[BEGIN Data supplied]
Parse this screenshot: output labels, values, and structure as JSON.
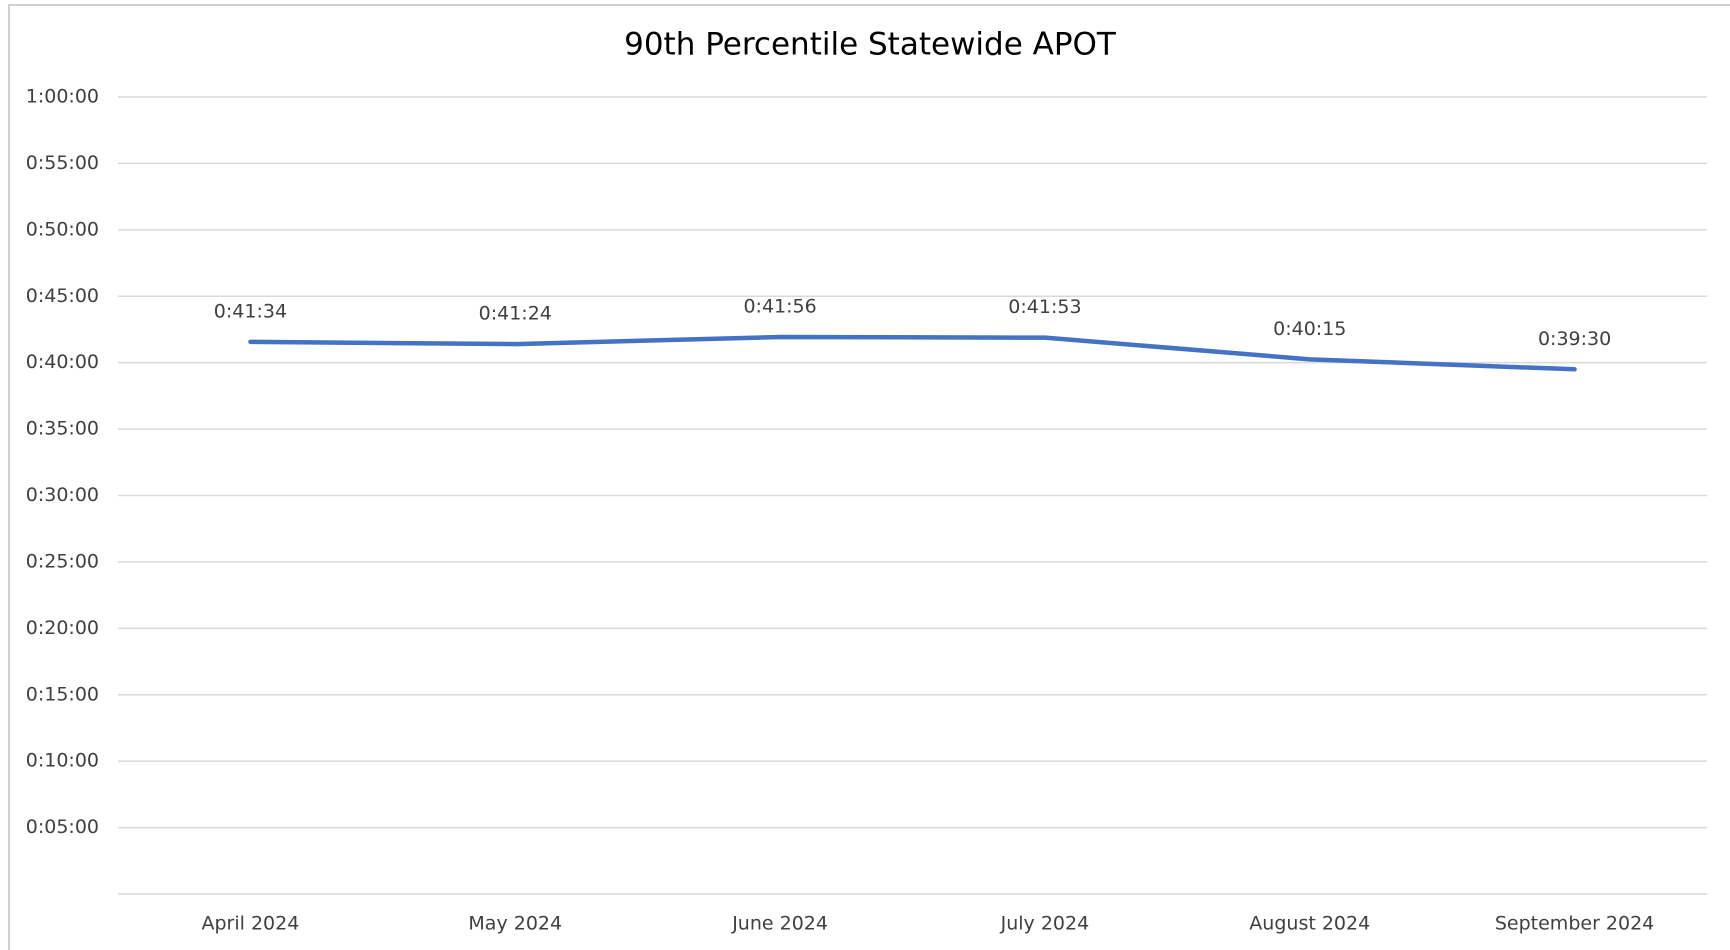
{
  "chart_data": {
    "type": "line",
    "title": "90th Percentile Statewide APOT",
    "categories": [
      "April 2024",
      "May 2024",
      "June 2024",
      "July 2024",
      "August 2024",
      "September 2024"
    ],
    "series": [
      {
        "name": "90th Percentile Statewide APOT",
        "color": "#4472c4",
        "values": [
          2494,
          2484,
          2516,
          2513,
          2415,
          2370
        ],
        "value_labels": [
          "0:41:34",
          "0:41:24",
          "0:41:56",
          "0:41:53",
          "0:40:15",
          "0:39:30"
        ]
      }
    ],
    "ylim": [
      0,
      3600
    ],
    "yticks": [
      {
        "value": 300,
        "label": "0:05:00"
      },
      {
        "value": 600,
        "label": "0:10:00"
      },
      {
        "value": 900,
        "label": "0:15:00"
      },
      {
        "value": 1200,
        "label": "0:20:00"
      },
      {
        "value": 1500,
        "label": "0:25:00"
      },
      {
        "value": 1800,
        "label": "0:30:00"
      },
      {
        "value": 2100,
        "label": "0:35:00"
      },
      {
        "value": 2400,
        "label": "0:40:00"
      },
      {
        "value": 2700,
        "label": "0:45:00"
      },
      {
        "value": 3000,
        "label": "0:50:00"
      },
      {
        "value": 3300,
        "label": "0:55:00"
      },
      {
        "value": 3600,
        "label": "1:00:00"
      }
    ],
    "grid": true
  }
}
[END Data supplied]
Task: Set down the material exactly, every line of it, except for the pictures.

Task answer:
Parse this screenshot: output labels, values, and structure as JSON.
{
  "chart_data": {
    "type": "line",
    "title": "90th Percentile Statewide APOT",
    "categories": [
      "April 2024",
      "May 2024",
      "June 2024",
      "July 2024",
      "August 2024",
      "September 2024"
    ],
    "series": [
      {
        "name": "90th Percentile Statewide APOT",
        "color": "#4472c4",
        "values": [
          2494,
          2484,
          2516,
          2513,
          2415,
          2370
        ],
        "value_labels": [
          "0:41:34",
          "0:41:24",
          "0:41:56",
          "0:41:53",
          "0:40:15",
          "0:39:30"
        ]
      }
    ],
    "ylim": [
      0,
      3600
    ],
    "yticks": [
      {
        "value": 300,
        "label": "0:05:00"
      },
      {
        "value": 600,
        "label": "0:10:00"
      },
      {
        "value": 900,
        "label": "0:15:00"
      },
      {
        "value": 1200,
        "label": "0:20:00"
      },
      {
        "value": 1500,
        "label": "0:25:00"
      },
      {
        "value": 1800,
        "label": "0:30:00"
      },
      {
        "value": 2100,
        "label": "0:35:00"
      },
      {
        "value": 2400,
        "label": "0:40:00"
      },
      {
        "value": 2700,
        "label": "0:45:00"
      },
      {
        "value": 3000,
        "label": "0:50:00"
      },
      {
        "value": 3300,
        "label": "0:55:00"
      },
      {
        "value": 3600,
        "label": "1:00:00"
      }
    ],
    "grid": true
  }
}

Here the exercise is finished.